Read the records below. Copy each line where the string "grid" occurs.

## begin ITEMS

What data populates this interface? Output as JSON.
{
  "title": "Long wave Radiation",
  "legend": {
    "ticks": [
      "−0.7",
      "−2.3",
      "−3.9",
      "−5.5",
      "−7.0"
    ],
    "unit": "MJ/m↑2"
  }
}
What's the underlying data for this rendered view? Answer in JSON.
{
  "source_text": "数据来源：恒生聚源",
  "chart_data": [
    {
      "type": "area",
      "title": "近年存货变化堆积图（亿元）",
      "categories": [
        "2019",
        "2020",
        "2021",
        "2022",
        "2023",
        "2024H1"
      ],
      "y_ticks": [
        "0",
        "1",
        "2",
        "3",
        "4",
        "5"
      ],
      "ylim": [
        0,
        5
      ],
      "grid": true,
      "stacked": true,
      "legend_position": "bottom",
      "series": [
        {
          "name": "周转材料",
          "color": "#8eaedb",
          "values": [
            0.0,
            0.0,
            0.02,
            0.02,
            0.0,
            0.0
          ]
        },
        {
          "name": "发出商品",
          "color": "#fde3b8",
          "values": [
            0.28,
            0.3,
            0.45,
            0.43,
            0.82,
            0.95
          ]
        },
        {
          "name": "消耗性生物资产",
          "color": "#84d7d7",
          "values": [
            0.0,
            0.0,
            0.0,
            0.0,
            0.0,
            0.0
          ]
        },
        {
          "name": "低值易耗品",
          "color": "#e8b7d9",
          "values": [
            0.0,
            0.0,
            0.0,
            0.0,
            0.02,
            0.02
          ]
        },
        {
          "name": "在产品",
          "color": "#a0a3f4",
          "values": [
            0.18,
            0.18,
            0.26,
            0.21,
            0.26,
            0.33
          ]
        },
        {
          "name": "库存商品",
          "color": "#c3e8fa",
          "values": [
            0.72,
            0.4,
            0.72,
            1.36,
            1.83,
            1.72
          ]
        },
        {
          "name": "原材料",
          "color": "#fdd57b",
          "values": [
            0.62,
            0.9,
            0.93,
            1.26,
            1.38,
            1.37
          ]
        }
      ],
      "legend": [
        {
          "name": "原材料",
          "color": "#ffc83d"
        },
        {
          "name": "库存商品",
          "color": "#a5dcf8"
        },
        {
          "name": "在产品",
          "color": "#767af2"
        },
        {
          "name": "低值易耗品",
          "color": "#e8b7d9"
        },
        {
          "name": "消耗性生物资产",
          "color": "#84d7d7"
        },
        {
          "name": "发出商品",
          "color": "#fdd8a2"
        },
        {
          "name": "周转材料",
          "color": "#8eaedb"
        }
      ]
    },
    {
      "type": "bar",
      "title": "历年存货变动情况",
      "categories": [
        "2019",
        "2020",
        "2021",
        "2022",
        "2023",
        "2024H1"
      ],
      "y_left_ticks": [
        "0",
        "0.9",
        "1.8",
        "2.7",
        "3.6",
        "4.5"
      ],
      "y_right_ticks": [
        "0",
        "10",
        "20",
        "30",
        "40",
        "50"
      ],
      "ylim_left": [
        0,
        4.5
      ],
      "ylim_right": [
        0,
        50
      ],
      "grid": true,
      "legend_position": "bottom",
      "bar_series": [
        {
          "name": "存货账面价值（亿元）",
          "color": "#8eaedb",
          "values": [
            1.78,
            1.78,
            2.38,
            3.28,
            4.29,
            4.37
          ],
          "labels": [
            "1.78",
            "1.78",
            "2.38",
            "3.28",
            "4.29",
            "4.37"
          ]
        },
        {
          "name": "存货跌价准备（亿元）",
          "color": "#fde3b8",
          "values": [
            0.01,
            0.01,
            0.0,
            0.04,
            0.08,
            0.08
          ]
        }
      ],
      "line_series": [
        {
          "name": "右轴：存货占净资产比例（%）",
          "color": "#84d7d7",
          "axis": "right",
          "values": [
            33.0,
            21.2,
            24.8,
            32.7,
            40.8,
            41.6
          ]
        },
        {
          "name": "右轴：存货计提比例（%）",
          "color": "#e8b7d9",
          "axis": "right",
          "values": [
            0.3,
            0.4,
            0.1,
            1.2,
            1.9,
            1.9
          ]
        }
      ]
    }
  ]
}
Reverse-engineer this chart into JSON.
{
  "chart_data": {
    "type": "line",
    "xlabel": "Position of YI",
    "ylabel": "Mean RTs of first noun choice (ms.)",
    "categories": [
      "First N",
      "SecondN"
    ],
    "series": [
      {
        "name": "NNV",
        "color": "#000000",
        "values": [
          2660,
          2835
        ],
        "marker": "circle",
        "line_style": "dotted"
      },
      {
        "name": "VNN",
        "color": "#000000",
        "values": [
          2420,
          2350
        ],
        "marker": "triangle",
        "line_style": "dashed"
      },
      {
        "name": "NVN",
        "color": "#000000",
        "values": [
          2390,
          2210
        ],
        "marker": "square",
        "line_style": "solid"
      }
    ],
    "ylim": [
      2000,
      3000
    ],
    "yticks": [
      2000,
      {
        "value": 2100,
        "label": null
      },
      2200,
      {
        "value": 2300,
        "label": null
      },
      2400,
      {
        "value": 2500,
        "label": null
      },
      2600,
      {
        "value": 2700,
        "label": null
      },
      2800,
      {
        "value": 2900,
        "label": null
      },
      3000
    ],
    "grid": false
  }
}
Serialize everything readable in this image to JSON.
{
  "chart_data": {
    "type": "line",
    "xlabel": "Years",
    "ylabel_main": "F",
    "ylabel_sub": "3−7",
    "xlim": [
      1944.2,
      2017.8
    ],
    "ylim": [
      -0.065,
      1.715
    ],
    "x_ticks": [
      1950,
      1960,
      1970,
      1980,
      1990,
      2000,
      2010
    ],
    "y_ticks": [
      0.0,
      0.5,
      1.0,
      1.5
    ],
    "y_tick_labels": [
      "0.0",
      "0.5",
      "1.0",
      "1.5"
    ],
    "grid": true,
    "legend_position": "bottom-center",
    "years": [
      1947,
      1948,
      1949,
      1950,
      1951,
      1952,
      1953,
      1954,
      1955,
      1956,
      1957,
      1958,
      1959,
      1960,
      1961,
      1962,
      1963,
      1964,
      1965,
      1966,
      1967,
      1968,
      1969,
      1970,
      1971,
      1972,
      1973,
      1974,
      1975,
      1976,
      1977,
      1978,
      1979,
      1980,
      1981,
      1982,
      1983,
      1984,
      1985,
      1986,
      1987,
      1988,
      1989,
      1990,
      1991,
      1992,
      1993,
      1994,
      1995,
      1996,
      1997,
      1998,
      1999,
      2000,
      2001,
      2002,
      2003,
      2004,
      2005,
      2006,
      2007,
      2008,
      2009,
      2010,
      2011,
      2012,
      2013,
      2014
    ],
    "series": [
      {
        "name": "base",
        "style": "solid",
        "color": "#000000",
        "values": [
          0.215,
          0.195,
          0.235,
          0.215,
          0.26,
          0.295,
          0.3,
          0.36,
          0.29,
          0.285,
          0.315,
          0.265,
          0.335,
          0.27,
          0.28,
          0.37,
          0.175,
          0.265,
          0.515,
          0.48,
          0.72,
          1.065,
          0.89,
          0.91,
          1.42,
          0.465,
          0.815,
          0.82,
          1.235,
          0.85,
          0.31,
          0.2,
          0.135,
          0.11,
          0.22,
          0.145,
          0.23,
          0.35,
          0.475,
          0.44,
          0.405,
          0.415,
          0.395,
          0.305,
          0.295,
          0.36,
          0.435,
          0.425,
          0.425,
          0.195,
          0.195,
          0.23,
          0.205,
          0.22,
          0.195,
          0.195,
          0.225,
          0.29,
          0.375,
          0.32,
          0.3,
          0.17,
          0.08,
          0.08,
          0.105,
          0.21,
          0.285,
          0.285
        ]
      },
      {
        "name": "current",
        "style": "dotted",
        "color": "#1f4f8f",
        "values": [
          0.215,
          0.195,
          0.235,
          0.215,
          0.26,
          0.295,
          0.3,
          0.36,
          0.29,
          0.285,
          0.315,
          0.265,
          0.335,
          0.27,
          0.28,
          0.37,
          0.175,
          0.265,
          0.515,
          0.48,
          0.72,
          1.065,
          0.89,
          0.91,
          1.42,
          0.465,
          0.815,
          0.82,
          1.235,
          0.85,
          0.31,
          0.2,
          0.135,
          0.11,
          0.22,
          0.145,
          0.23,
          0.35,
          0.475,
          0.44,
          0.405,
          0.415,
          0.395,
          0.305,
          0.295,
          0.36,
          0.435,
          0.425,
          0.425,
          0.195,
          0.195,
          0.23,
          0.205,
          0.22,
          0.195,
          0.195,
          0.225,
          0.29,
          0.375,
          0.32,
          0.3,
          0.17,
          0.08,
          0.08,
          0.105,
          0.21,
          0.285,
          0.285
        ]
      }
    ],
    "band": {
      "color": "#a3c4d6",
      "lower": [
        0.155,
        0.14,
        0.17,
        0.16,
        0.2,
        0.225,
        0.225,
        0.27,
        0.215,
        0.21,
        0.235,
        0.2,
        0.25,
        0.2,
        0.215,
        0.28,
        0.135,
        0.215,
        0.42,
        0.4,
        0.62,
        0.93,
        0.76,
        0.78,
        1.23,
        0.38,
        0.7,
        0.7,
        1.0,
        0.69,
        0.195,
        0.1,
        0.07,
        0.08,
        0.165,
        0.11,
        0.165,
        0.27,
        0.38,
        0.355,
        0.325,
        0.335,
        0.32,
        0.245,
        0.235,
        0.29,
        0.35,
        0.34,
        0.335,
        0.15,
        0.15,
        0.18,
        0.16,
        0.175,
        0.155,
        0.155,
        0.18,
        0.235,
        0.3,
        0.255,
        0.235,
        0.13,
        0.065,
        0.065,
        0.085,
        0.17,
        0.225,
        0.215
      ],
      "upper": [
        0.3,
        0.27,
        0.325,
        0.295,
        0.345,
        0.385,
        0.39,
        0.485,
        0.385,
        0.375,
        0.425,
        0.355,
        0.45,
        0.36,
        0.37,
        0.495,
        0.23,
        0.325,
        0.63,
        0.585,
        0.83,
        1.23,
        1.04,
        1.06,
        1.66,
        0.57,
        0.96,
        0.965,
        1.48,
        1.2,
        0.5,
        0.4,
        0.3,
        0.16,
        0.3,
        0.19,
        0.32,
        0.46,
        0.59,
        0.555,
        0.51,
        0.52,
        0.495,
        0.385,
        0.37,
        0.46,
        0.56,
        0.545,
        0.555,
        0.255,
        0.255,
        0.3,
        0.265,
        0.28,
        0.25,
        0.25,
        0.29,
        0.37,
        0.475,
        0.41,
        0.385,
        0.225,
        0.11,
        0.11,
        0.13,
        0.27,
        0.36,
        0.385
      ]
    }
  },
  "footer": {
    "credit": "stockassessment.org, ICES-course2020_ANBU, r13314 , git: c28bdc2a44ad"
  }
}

## end ITEMS

• TASK RESPONSE
      "grid": true,
      "grid": true,
    "grid": false
    "grid": true,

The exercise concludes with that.